### Written task
Present each line of the entries below that holds the word "Remainder".

Dataset excerpt:
— begin —

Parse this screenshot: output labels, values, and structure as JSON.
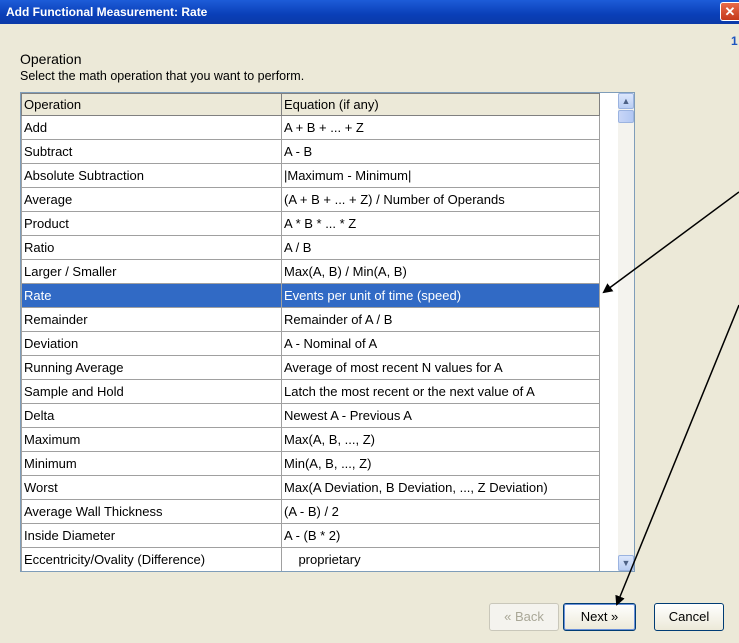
{
  "window": {
    "title": "Add Functional Measurement: Rate",
    "close_symbol": "✕",
    "step_number": "1"
  },
  "section": {
    "title": "Operation",
    "description": "Select the math operation that you want to perform."
  },
  "table": {
    "headers": [
      "Operation",
      "Equation (if any)"
    ],
    "selected_index": 7,
    "rows": [
      {
        "operation": "Add",
        "equation": "A + B + ... + Z"
      },
      {
        "operation": "Subtract",
        "equation": "A - B"
      },
      {
        "operation": "Absolute Subtraction",
        "equation": "|Maximum - Minimum|"
      },
      {
        "operation": "Average",
        "equation": "(A + B + ... + Z) / Number of Operands"
      },
      {
        "operation": "Product",
        "equation": "A * B * ... * Z"
      },
      {
        "operation": "Ratio",
        "equation": "A / B"
      },
      {
        "operation": "Larger / Smaller",
        "equation": "Max(A, B) / Min(A, B)"
      },
      {
        "operation": "Rate",
        "equation": "Events per unit of time (speed)"
      },
      {
        "operation": "Remainder",
        "equation": "Remainder of A / B"
      },
      {
        "operation": "Deviation",
        "equation": "A - Nominal of A"
      },
      {
        "operation": "Running Average",
        "equation": "Average of most recent N values for A"
      },
      {
        "operation": "Sample and Hold",
        "equation": "Latch the most recent or the next value of A"
      },
      {
        "operation": "Delta",
        "equation": "Newest A - Previous A"
      },
      {
        "operation": "Maximum",
        "equation": "Max(A, B, ..., Z)"
      },
      {
        "operation": "Minimum",
        "equation": "Min(A, B, ..., Z)"
      },
      {
        "operation": "Worst",
        "equation": "Max(A Deviation, B Deviation, ..., Z Deviation)"
      },
      {
        "operation": "Average Wall Thickness",
        "equation": "(A - B) / 2"
      },
      {
        "operation": "Inside Diameter",
        "equation": "A - (B * 2)"
      },
      {
        "operation": "Eccentricity/Ovality (Difference)",
        "equation": "    proprietary"
      }
    ]
  },
  "scrollbar": {
    "up_symbol": "▲",
    "down_symbol": "▼"
  },
  "buttons": {
    "back": "« Back",
    "next": "Next »",
    "cancel": "Cancel"
  },
  "colors": {
    "selection": "#316ac5",
    "titlebar": "#0a3fb8",
    "annotation_arrow": "#000000"
  }
}
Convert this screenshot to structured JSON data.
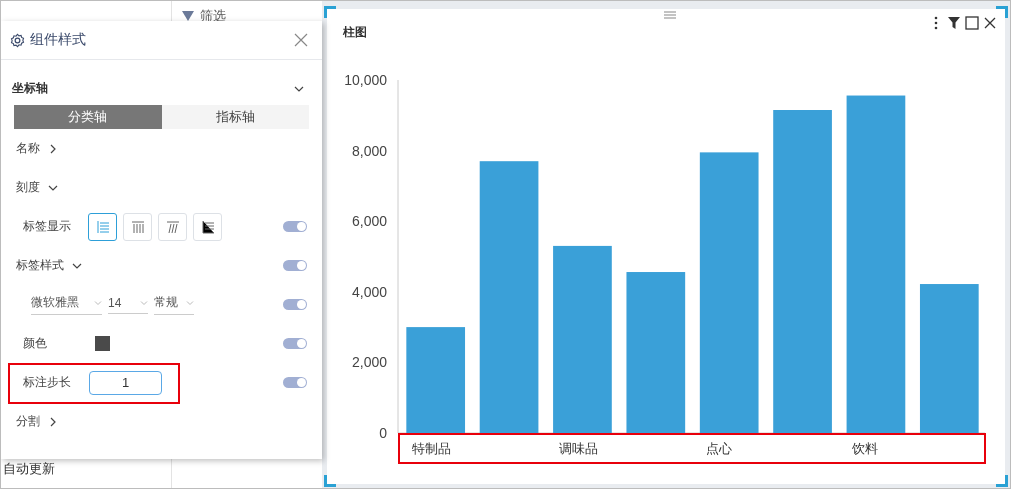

— end —

### Answer for the task
        "operation": "Remainder",
        "equation": "Remainder of A / B"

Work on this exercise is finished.